**WHAT YOU HAVE TO DO:** Print each line of the listing once more, precisely as given.

• • • • •

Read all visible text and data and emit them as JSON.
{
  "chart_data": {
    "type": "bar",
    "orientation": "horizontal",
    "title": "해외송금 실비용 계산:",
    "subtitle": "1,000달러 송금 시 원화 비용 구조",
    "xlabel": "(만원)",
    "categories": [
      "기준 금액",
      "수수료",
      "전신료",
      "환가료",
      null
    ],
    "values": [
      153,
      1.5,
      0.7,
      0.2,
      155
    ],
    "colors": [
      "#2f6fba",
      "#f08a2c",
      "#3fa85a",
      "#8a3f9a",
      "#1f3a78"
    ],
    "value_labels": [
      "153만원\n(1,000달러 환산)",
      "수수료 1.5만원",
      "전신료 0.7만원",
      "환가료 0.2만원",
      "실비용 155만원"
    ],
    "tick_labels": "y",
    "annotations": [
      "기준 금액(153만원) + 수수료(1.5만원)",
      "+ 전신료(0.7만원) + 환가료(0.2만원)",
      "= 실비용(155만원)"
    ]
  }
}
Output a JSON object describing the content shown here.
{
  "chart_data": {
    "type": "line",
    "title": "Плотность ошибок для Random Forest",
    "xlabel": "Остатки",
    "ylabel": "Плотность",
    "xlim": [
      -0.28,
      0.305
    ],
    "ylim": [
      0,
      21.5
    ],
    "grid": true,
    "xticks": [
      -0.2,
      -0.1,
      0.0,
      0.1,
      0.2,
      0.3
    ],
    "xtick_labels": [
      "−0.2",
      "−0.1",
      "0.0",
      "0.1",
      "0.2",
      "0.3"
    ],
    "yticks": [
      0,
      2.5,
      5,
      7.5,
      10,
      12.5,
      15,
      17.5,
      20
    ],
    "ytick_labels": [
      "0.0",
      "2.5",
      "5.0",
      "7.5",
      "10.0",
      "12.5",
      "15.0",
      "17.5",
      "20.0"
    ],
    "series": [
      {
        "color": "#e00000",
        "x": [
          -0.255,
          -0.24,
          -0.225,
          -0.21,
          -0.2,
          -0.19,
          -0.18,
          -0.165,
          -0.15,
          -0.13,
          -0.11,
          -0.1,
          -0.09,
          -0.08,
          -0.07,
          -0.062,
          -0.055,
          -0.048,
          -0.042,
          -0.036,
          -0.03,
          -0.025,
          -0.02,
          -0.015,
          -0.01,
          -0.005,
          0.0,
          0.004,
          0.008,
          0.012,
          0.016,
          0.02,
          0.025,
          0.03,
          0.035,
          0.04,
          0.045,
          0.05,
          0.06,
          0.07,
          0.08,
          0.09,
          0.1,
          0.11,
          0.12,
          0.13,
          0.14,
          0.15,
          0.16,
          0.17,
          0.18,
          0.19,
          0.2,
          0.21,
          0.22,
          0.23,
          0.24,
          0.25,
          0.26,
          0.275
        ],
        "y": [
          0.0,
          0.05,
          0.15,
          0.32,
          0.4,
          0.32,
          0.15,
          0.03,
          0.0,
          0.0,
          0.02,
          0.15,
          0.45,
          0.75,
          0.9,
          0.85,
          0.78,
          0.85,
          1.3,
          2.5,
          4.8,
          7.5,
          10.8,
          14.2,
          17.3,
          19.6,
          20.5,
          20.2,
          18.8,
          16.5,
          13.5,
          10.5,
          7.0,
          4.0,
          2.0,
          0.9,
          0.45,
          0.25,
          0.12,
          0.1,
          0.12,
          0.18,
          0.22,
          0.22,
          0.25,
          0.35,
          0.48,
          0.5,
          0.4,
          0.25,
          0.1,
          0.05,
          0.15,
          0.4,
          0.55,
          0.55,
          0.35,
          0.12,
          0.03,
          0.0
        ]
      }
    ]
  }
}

• • • • •

**ANSWER FOR THIS EXERCISE:**
Read all visible text and data and emit them as JSON.
{
  "chart_data": {
    "type": "bar",
    "orientation": "horizontal",
    "title": "해외송금 실비용 계산:",
    "subtitle": "1,000달러 송금 시 원화 비용 구조",
    "xlabel": "(만원)",
    "categories": [
      "기준 금액",
      "수수료",
      "전신료",
      "환가료",
      null
    ],
    "values": [
      153,
      1.5,
      0.7,
      0.2,
      155
    ],
    "colors": [
      "#2f6fba",
      "#f08a2c",
      "#3fa85a",
      "#8a3f9a",
      "#1f3a78"
    ],
    "value_labels": [
      "153만원\n(1,000달러 환산)",
      "수수료 1.5만원",
      "전신료 0.7만원",
      "환가료 0.2만원",
      "실비용 155만원"
    ],
    "tick_labels": "y",
    "annotations": [
      "기준 금액(153만원) + 수수료(1.5만원)",
      "+ 전신료(0.7만원) + 환가료(0.2만원)",
      "= 실비용(155만원)"
    ]
  }
}
Output a JSON object describing the content shown here.
{
  "chart_data": {
    "type": "line",
    "title": "Плотность ошибок для Random Forest",
    "xlabel": "Остатки",
    "ylabel": "Плотность",
    "xlim": [
      -0.28,
      0.305
    ],
    "ylim": [
      0,
      21.5
    ],
    "grid": true,
    "xticks": [
      -0.2,
      -0.1,
      0.0,
      0.1,
      0.2,
      0.3
    ],
    "xtick_labels": [
      "−0.2",
      "−0.1",
      "0.0",
      "0.1",
      "0.2",
      "0.3"
    ],
    "yticks": [
      0,
      2.5,
      5,
      7.5,
      10,
      12.5,
      15,
      17.5,
      20
    ],
    "ytick_labels": [
      "0.0",
      "2.5",
      "5.0",
      "7.5",
      "10.0",
      "12.5",
      "15.0",
      "17.5",
      "20.0"
    ],
    "series": [
      {
        "color": "#e00000",
        "x": [
          -0.255,
          -0.24,
          -0.225,
          -0.21,
          -0.2,
          -0.19,
          -0.18,
          -0.165,
          -0.15,
          -0.13,
          -0.11,
          -0.1,
          -0.09,
          -0.08,
          -0.07,
          -0.062,
          -0.055,
          -0.048,
          -0.042,
          -0.036,
          -0.03,
          -0.025,
          -0.02,
          -0.015,
          -0.01,
          -0.005,
          0.0,
          0.004,
          0.008,
          0.012,
          0.016,
          0.02,
          0.025,
          0.03,
          0.035,
          0.04,
          0.045,
          0.05,
          0.06,
          0.07,
          0.08,
          0.09,
          0.1,
          0.11,
          0.12,
          0.13,
          0.14,
          0.15,
          0.16,
          0.17,
          0.18,
          0.19,
          0.2,
          0.21,
          0.22,
          0.23,
          0.24,
          0.25,
          0.26,
          0.275
        ],
        "y": [
          0.0,
          0.05,
          0.15,
          0.32,
          0.4,
          0.32,
          0.15,
          0.03,
          0.0,
          0.0,
          0.02,
          0.15,
          0.45,
          0.75,
          0.9,
          0.85,
          0.78,
          0.85,
          1.3,
          2.5,
          4.8,
          7.5,
          10.8,
          14.2,
          17.3,
          19.6,
          20.5,
          20.2,
          18.8,
          16.5,
          13.5,
          10.5,
          7.0,
          4.0,
          2.0,
          0.9,
          0.45,
          0.25,
          0.12,
          0.1,
          0.12,
          0.18,
          0.22,
          0.22,
          0.25,
          0.35,
          0.48,
          0.5,
          0.4,
          0.25,
          0.1,
          0.05,
          0.15,
          0.4,
          0.55,
          0.55,
          0.35,
          0.12,
          0.03,
          0.0
        ]
      }
    ]
  }
}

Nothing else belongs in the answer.